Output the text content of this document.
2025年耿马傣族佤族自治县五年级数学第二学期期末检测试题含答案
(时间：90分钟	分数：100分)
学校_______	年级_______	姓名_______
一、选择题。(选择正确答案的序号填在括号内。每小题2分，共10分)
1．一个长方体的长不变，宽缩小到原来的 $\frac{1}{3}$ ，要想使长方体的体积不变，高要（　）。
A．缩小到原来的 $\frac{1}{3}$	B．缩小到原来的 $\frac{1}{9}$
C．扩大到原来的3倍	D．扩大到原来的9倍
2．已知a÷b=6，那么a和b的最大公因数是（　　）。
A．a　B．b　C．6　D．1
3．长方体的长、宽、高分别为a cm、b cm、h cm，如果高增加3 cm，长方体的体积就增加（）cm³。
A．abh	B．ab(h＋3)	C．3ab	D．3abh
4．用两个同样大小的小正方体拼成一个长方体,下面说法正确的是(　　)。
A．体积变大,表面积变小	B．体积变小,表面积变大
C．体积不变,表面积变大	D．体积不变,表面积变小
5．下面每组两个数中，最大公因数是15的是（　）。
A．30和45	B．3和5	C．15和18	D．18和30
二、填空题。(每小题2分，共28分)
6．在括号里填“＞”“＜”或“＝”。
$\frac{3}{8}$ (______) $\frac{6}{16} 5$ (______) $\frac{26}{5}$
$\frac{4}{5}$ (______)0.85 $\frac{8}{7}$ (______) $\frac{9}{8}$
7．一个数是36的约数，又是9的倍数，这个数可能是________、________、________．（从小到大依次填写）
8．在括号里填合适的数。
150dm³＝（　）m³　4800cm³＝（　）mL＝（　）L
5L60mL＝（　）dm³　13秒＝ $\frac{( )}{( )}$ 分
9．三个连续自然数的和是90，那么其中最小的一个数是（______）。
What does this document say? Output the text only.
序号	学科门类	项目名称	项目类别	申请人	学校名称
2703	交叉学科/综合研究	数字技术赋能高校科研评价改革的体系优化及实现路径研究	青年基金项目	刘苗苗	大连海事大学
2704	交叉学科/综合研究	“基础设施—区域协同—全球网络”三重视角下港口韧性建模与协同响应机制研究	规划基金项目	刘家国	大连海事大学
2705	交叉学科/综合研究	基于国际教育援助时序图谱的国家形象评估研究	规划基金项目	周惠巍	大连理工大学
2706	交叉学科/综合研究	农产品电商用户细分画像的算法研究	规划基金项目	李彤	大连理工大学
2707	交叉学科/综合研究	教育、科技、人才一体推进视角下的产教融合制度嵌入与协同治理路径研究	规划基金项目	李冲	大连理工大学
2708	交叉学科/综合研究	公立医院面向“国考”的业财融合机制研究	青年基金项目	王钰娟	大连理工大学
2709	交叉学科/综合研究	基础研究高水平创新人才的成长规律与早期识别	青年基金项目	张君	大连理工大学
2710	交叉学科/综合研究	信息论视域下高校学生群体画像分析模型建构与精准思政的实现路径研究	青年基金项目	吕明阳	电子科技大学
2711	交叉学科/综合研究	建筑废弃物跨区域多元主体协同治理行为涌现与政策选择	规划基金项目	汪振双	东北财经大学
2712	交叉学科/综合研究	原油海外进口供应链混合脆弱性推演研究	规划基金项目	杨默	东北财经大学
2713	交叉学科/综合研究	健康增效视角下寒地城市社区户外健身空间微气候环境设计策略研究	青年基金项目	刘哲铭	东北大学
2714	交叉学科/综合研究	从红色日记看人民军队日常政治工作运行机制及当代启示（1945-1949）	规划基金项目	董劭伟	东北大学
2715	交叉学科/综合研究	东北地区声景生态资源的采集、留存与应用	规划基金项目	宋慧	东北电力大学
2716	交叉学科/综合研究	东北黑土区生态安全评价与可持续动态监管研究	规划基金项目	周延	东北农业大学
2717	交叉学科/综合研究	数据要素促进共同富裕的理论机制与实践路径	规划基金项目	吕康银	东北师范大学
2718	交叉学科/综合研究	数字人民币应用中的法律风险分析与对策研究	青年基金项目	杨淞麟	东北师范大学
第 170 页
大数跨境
◇ ◇ ◇
WRITTEN PROBLEM
Restate each record exactly as written.

ANSWER FOR THE TASK
Output the text content of this document.
2025年耿马傣族佤族自治县五年级数学第二学期期末检测试题含答案
(时间：90分钟	分数：100分)
学校_______	年级_______	姓名_______
一、选择题。(选择正确答案的序号填在括号内。每小题2分，共10分)
1．一个长方体的长不变，宽缩小到原来的 $\frac{1}{3}$ ，要想使长方体的体积不变，高要（　）。
A．缩小到原来的 $\frac{1}{3}$	B．缩小到原来的 $\frac{1}{9}$
C．扩大到原来的3倍	D．扩大到原来的9倍
2．已知a÷b=6，那么a和b的最大公因数是（　　）。
A．a　B．b　C．6　D．1
3．长方体的长、宽、高分别为a cm、b cm、h cm，如果高增加3 cm，长方体的体积就增加（）cm³。
A．abh	B．ab(h＋3)	C．3ab	D．3abh
4．用两个同样大小的小正方体拼成一个长方体,下面说法正确的是(　　)。
A．体积变大,表面积变小	B．体积变小,表面积变大
C．体积不变,表面积变大	D．体积不变,表面积变小
5．下面每组两个数中，最大公因数是15的是（　）。
A．30和45	B．3和5	C．15和18	D．18和30
二、填空题。(每小题2分，共28分)
6．在括号里填“＞”“＜”或“＝”。
$\frac{3}{8}$ (______) $\frac{6}{16} 5$ (______) $\frac{26}{5}$
$\frac{4}{5}$ (______)0.85 $\frac{8}{7}$ (______) $\frac{9}{8}$
7．一个数是36的约数，又是9的倍数，这个数可能是________、________、________．（从小到大依次填写）
8．在括号里填合适的数。
150dm³＝（　）m³　4800cm³＝（　）mL＝（　）L
5L60mL＝（　）dm³　13秒＝ $\frac{( )}{( )}$ 分
9．三个连续自然数的和是90，那么其中最小的一个数是（______）。
What does this document say? Output the text only.
序号	学科门类	项目名称	项目类别	申请人	学校名称
2703	交叉学科/综合研究	数字技术赋能高校科研评价改革的体系优化及实现路径研究	青年基金项目	刘苗苗	大连海事大学
2704	交叉学科/综合研究	“基础设施—区域协同—全球网络”三重视角下港口韧性建模与协同响应机制研究	规划基金项目	刘家国	大连海事大学
2705	交叉学科/综合研究	基于国际教育援助时序图谱的国家形象评估研究	规划基金项目	周惠巍	大连理工大学
2706	交叉学科/综合研究	农产品电商用户细分画像的算法研究	规划基金项目	李彤	大连理工大学
2707	交叉学科/综合研究	教育、科技、人才一体推进视角下的产教融合制度嵌入与协同治理路径研究	规划基金项目	李冲	大连理工大学
2708	交叉学科/综合研究	公立医院面向“国考”的业财融合机制研究	青年基金项目	王钰娟	大连理工大学
2709	交叉学科/综合研究	基础研究高水平创新人才的成长规律与早期识别	青年基金项目	张君	大连理工大学
2710	交叉学科/综合研究	信息论视域下高校学生群体画像分析模型建构与精准思政的实现路径研究	青年基金项目	吕明阳	电子科技大学
2711	交叉学科/综合研究	建筑废弃物跨区域多元主体协同治理行为涌现与政策选择	规划基金项目	汪振双	东北财经大学
2712	交叉学科/综合研究	原油海外进口供应链混合脆弱性推演研究	规划基金项目	杨默	东北财经大学
2713	交叉学科/综合研究	健康增效视角下寒地城市社区户外健身空间微气候环境设计策略研究	青年基金项目	刘哲铭	东北大学
2714	交叉学科/综合研究	从红色日记看人民军队日常政治工作运行机制及当代启示（1945-1949）	规划基金项目	董劭伟	东北大学
2715	交叉学科/综合研究	东北地区声景生态资源的采集、留存与应用	规划基金项目	宋慧	东北电力大学
2716	交叉学科/综合研究	东北黑土区生态安全评价与可持续动态监管研究	规划基金项目	周延	东北农业大学
2717	交叉学科/综合研究	数据要素促进共同富裕的理论机制与实践路径	规划基金项目	吕康银	东北师范大学
2718	交叉学科/综合研究	数字人民币应用中的法律风险分析与对策研究	青年基金项目	杨淞麟	东北师范大学
第 170 页
大数跨境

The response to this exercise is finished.